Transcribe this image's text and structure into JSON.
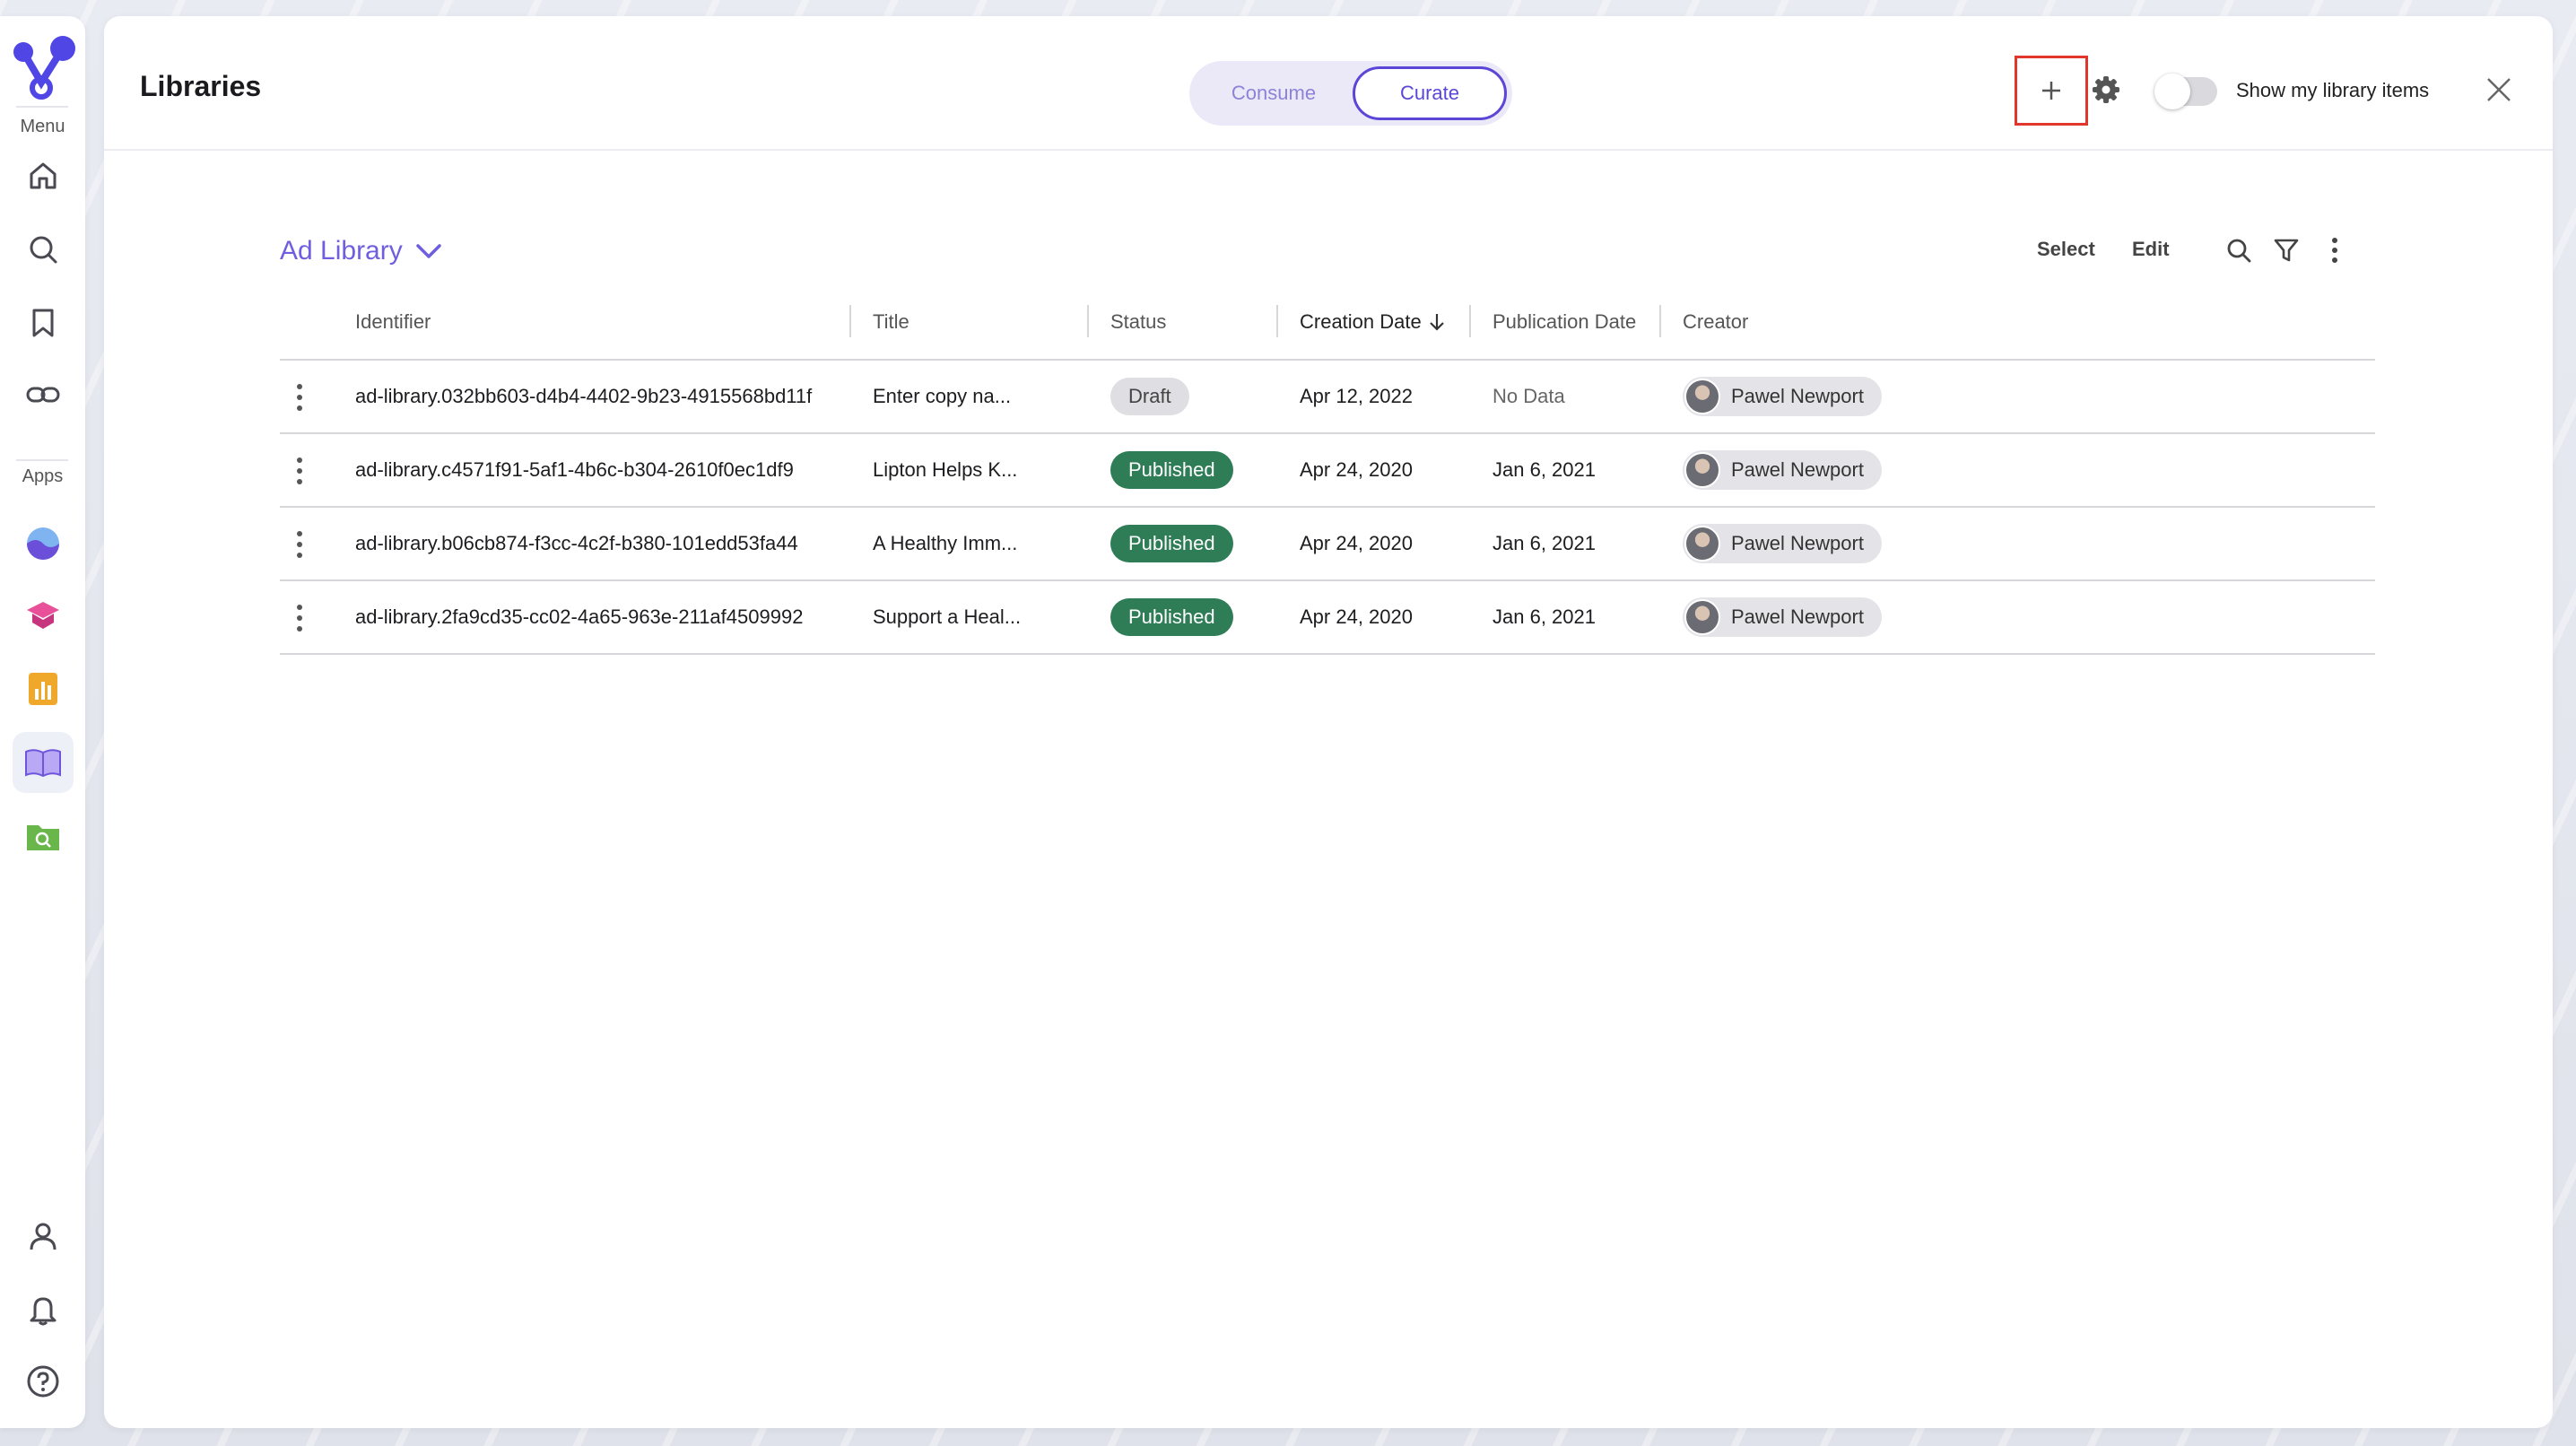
{
  "rail": {
    "menu_label": "Menu",
    "apps_label": "Apps",
    "accent": "#4f46e5"
  },
  "header": {
    "title": "Libraries",
    "tabs": [
      {
        "label": "Consume",
        "active": false
      },
      {
        "label": "Curate",
        "active": true
      }
    ],
    "toggle_label": "Show my library items",
    "toggle_on": false
  },
  "library": {
    "selected": "Ad Library",
    "toolbar": {
      "select_label": "Select",
      "edit_label": "Edit"
    }
  },
  "table": {
    "columns": [
      "Identifier",
      "Title",
      "Status",
      "Creation Date",
      "Publication Date",
      "Creator"
    ],
    "sorted_column": "Creation Date",
    "sort_direction": "desc",
    "rows": [
      {
        "identifier": "ad-library.032bb603-d4b4-4402-9b23-4915568bd11f",
        "title": "Enter copy na...",
        "status": "Draft",
        "creation_date": "Apr 12, 2022",
        "publication_date": "No Data",
        "creator": "Pawel Newport"
      },
      {
        "identifier": "ad-library.c4571f91-5af1-4b6c-b304-2610f0ec1df9",
        "title": "Lipton Helps K...",
        "status": "Published",
        "creation_date": "Apr 24, 2020",
        "publication_date": "Jan 6, 2021",
        "creator": "Pawel Newport"
      },
      {
        "identifier": "ad-library.b06cb874-f3cc-4c2f-b380-101edd53fa44",
        "title": "A Healthy Imm...",
        "status": "Published",
        "creation_date": "Apr 24, 2020",
        "publication_date": "Jan 6, 2021",
        "creator": "Pawel Newport"
      },
      {
        "identifier": "ad-library.2fa9cd35-cc02-4a65-963e-211af4509992",
        "title": "Support a Heal...",
        "status": "Published",
        "creation_date": "Apr 24, 2020",
        "publication_date": "Jan 6, 2021",
        "creator": "Pawel Newport"
      }
    ]
  },
  "colors": {
    "published": "#2e7d57",
    "draft": "#dedee3",
    "highlight_box": "#e0362b",
    "curate_accent": "#5b46d8"
  }
}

^^^^^^^^^^^^^^^^

What needs to be done – Repeat each record exactly as shown above, dropping all images.

Exercise output –
Transcribe this image's text and structure into JSON.
{
  "rail": {
    "menu_label": "Menu",
    "apps_label": "Apps",
    "accent": "#4f46e5"
  },
  "header": {
    "title": "Libraries",
    "tabs": [
      {
        "label": "Consume",
        "active": false
      },
      {
        "label": "Curate",
        "active": true
      }
    ],
    "toggle_label": "Show my library items",
    "toggle_on": false
  },
  "library": {
    "selected": "Ad Library",
    "toolbar": {
      "select_label": "Select",
      "edit_label": "Edit"
    }
  },
  "table": {
    "columns": [
      "Identifier",
      "Title",
      "Status",
      "Creation Date",
      "Publication Date",
      "Creator"
    ],
    "sorted_column": "Creation Date",
    "sort_direction": "desc",
    "rows": [
      {
        "identifier": "ad-library.032bb603-d4b4-4402-9b23-4915568bd11f",
        "title": "Enter copy na...",
        "status": "Draft",
        "creation_date": "Apr 12, 2022",
        "publication_date": "No Data",
        "creator": "Pawel Newport"
      },
      {
        "identifier": "ad-library.c4571f91-5af1-4b6c-b304-2610f0ec1df9",
        "title": "Lipton Helps K...",
        "status": "Published",
        "creation_date": "Apr 24, 2020",
        "publication_date": "Jan 6, 2021",
        "creator": "Pawel Newport"
      },
      {
        "identifier": "ad-library.b06cb874-f3cc-4c2f-b380-101edd53fa44",
        "title": "A Healthy Imm...",
        "status": "Published",
        "creation_date": "Apr 24, 2020",
        "publication_date": "Jan 6, 2021",
        "creator": "Pawel Newport"
      },
      {
        "identifier": "ad-library.2fa9cd35-cc02-4a65-963e-211af4509992",
        "title": "Support a Heal...",
        "status": "Published",
        "creation_date": "Apr 24, 2020",
        "publication_date": "Jan 6, 2021",
        "creator": "Pawel Newport"
      }
    ]
  },
  "colors": {
    "published": "#2e7d57",
    "draft": "#dedee3",
    "highlight_box": "#e0362b",
    "curate_accent": "#5b46d8"
  }
}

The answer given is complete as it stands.